(BRIEF):
Look through the data for the string "оказания". Copy every line where it is found.

(TASK INPUT):
------------------------------------------------
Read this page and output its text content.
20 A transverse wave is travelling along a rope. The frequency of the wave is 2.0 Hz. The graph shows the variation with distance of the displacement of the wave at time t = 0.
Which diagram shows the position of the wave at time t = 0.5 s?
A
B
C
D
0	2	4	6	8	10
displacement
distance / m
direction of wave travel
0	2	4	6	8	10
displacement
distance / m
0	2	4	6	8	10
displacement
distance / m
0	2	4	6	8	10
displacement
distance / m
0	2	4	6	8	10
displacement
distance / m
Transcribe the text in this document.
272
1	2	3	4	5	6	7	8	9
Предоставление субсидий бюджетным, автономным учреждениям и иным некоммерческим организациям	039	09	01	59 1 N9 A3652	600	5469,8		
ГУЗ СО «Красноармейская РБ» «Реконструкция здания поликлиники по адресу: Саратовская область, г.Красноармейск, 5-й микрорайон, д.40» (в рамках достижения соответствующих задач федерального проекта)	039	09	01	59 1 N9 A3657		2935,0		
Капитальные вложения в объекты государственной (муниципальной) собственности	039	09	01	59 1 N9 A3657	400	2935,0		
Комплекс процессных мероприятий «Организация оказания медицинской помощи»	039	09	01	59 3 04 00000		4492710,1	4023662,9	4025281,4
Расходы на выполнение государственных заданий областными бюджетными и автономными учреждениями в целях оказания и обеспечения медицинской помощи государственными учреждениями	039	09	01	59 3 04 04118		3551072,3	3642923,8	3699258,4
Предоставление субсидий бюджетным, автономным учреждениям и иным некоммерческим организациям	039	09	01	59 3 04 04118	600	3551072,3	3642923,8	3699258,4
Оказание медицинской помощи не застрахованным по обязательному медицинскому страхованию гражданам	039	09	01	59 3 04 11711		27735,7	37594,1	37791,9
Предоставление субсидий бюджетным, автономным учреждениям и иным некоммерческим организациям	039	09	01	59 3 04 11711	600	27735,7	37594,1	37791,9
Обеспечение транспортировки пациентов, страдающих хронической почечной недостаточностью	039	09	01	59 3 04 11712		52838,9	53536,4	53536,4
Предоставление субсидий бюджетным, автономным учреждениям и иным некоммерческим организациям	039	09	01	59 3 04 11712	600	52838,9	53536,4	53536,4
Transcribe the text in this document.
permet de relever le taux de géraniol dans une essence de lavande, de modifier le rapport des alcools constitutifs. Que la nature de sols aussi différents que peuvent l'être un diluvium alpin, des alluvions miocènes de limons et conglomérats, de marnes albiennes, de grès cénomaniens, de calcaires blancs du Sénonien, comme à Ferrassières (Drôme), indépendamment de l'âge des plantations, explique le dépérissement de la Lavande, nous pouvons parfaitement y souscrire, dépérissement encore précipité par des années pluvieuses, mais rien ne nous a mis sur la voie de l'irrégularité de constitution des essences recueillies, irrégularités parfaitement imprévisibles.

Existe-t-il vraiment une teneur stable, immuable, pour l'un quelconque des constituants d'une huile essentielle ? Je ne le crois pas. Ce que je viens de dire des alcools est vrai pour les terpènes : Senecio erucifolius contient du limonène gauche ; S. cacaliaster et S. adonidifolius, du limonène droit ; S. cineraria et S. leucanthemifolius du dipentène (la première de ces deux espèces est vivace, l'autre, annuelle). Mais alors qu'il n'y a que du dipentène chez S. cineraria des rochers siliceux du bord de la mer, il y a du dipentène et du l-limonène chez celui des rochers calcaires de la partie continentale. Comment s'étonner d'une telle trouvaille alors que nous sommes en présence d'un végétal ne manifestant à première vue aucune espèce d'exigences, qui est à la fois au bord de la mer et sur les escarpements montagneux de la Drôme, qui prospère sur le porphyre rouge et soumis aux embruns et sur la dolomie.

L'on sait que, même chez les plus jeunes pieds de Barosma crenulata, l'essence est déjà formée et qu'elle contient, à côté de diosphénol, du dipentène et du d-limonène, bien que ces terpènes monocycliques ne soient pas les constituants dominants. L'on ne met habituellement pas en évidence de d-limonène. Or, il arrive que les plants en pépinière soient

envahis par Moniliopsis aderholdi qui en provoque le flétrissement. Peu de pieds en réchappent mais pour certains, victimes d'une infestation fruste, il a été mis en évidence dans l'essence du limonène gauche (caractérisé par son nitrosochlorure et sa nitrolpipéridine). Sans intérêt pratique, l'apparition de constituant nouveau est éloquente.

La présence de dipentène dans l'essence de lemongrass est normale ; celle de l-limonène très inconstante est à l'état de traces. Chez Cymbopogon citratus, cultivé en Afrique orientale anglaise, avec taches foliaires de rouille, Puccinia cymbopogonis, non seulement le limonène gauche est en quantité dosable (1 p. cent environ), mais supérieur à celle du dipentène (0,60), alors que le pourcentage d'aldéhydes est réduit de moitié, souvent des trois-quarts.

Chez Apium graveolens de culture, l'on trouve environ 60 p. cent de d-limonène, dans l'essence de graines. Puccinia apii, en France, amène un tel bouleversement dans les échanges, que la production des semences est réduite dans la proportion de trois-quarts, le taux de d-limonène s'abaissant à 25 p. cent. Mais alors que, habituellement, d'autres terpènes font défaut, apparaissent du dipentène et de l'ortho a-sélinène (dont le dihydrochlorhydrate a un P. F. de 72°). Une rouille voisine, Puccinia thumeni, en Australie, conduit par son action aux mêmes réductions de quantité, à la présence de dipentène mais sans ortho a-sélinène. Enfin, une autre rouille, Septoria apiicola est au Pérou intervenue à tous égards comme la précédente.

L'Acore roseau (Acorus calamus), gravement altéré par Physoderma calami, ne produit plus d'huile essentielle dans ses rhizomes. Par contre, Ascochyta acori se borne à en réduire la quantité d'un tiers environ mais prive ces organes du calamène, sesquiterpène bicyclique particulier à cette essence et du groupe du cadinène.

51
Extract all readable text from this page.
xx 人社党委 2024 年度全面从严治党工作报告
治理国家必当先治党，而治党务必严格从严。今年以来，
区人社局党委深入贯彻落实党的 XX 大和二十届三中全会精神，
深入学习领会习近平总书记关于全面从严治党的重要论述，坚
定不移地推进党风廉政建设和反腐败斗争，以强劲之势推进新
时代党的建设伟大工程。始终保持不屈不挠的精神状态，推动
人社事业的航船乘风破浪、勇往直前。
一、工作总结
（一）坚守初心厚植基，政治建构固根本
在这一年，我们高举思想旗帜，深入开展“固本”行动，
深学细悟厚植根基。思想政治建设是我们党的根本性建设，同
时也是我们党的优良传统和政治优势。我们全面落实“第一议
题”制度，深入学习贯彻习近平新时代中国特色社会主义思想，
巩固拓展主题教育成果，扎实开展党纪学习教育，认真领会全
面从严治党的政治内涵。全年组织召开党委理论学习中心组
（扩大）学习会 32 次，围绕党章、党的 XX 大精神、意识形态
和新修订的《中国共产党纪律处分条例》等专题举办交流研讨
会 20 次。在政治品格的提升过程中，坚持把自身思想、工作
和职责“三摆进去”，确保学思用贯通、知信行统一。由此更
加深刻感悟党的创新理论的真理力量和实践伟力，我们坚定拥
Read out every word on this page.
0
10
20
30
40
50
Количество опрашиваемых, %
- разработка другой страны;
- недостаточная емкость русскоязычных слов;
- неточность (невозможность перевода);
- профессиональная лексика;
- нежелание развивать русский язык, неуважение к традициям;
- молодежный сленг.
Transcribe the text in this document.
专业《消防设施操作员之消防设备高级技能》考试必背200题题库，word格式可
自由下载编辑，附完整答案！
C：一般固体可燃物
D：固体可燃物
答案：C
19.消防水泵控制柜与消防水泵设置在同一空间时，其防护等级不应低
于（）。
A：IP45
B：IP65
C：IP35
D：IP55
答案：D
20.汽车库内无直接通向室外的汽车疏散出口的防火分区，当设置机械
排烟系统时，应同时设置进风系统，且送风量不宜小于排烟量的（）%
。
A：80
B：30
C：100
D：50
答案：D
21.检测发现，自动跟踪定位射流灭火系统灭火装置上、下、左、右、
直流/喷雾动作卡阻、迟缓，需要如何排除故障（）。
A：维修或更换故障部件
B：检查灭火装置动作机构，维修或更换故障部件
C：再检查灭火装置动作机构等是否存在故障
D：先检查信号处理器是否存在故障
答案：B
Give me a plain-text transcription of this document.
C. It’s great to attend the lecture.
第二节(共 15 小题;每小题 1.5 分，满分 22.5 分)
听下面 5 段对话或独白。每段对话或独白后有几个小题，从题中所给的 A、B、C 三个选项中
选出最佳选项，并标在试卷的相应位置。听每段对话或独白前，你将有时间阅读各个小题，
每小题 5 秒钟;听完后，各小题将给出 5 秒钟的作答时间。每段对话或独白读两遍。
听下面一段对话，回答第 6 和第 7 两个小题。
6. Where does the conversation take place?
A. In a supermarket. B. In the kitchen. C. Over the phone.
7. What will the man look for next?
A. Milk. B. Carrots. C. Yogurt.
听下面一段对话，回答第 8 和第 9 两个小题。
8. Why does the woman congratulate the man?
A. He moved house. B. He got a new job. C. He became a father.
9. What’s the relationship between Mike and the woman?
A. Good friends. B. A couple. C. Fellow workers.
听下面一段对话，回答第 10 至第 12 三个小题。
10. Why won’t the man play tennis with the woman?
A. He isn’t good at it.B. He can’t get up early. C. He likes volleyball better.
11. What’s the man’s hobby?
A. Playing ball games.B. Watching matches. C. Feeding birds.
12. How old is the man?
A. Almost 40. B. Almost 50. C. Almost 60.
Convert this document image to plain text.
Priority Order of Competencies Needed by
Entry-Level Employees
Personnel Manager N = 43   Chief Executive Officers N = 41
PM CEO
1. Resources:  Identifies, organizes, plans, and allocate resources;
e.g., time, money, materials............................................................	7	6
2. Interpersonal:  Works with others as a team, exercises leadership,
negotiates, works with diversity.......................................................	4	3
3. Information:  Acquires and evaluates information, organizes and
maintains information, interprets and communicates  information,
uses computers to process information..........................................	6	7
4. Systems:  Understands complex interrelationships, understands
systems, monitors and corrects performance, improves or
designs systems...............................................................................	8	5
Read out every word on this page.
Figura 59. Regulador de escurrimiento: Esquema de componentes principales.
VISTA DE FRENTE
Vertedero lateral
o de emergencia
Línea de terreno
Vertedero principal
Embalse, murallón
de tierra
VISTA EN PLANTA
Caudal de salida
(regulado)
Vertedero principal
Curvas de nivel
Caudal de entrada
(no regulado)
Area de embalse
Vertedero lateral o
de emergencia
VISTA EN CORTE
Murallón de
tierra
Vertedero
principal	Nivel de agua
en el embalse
------------------------------------------------
(CORRECT ANSWER):
Комплекс процессных мероприятий «Организация оказания медицинской помощи»	039	09	01	59 3 04 00000		4492710,1	4023662,9	4025281,4
Расходы на выполнение государственных заданий областными бюджетными и автономными учреждениями в целях оказания и обеспечения медицинской помощи государственными учреждениями	039	09	01	59 3 04 04118		3551072,3	3642923,8	3699258,4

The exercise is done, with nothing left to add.